[Records]

◆ ◆ ◆ ◆ ◆ ◆ ◆

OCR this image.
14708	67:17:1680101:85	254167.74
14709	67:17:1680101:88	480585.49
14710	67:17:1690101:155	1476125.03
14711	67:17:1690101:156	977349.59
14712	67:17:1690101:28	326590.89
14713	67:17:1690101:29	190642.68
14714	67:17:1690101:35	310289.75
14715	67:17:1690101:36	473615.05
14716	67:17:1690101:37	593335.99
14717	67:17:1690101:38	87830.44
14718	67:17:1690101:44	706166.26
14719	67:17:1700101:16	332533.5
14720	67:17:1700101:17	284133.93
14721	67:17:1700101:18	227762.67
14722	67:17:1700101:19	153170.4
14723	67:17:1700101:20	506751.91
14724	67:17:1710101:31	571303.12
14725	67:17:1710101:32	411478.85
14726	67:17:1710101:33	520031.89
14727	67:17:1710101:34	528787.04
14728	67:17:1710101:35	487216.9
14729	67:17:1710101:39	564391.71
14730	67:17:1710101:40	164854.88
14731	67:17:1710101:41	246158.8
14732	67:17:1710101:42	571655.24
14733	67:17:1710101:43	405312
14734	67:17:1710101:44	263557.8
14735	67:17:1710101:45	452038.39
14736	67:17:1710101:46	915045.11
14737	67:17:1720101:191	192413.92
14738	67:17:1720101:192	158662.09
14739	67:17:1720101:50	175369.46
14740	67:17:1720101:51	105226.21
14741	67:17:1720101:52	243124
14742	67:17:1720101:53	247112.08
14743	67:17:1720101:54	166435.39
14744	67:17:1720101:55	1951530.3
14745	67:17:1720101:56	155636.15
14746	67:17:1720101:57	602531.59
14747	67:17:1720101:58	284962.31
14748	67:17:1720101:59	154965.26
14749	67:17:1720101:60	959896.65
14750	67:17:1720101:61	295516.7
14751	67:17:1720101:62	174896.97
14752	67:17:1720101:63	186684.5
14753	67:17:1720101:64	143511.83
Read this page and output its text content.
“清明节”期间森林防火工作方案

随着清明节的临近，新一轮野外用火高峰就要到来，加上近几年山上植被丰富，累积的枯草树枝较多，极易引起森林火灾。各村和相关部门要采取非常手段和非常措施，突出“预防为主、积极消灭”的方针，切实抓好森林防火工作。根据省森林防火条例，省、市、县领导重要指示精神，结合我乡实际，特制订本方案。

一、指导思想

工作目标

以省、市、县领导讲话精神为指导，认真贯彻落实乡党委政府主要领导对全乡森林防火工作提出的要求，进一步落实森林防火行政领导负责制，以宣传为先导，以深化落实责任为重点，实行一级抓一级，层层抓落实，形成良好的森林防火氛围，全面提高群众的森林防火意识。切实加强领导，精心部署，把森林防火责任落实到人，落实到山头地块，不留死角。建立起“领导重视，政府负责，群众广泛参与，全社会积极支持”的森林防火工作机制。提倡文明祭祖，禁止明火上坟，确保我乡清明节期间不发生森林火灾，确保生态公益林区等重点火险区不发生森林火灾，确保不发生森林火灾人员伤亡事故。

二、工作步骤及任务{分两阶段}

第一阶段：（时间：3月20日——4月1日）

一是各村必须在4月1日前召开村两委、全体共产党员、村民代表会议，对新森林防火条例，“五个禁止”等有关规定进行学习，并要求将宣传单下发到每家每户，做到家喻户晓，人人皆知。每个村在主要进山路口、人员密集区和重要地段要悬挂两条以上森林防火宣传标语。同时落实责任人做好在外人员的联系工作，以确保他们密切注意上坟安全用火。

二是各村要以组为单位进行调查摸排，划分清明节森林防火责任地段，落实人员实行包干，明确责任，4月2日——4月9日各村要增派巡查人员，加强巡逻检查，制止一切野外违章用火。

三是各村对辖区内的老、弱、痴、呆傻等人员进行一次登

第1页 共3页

◆ ◆ ◆ ◆ ◆ ◆ ◆

# Your instructions
Starting at the line that contains "Read this page and output its text content.", print every line through the end of the listing, word for word. Leave out all the rest.

# Solution to this task
Read this page and output its text content.
“清明节”期间森林防火工作方案

随着清明节的临近，新一轮野外用火高峰就要到来，加上近几年山上植被丰富，累积的枯草树枝较多，极易引起森林火灾。各村和相关部门要采取非常手段和非常措施，突出“预防为主、积极消灭”的方针，切实抓好森林防火工作。根据省森林防火条例，省、市、县领导重要指示精神，结合我乡实际，特制订本方案。

一、指导思想

工作目标

以省、市、县领导讲话精神为指导，认真贯彻落实乡党委政府主要领导对全乡森林防火工作提出的要求，进一步落实森林防火行政领导负责制，以宣传为先导，以深化落实责任为重点，实行一级抓一级，层层抓落实，形成良好的森林防火氛围，全面提高群众的森林防火意识。切实加强领导，精心部署，把森林防火责任落实到人，落实到山头地块，不留死角。建立起“领导重视，政府负责，群众广泛参与，全社会积极支持”的森林防火工作机制。提倡文明祭祖，禁止明火上坟，确保我乡清明节期间不发生森林火灾，确保生态公益林区等重点火险区不发生森林火灾，确保不发生森林火灾人员伤亡事故。

二、工作步骤及任务{分两阶段}

第一阶段：（时间：3月20日——4月1日）

一是各村必须在4月1日前召开村两委、全体共产党员、村民代表会议，对新森林防火条例，“五个禁止”等有关规定进行学习，并要求将宣传单下发到每家每户，做到家喻户晓，人人皆知。每个村在主要进山路口、人员密集区和重要地段要悬挂两条以上森林防火宣传标语。同时落实责任人做好在外人员的联系工作，以确保他们密切注意上坟安全用火。

二是各村要以组为单位进行调查摸排，划分清明节森林防火责任地段，落实人员实行包干，明确责任，4月2日——4月9日各村要增派巡查人员，加强巡逻检查，制止一切野外违章用火。

三是各村对辖区内的老、弱、痴、呆傻等人员进行一次登

第1页 共3页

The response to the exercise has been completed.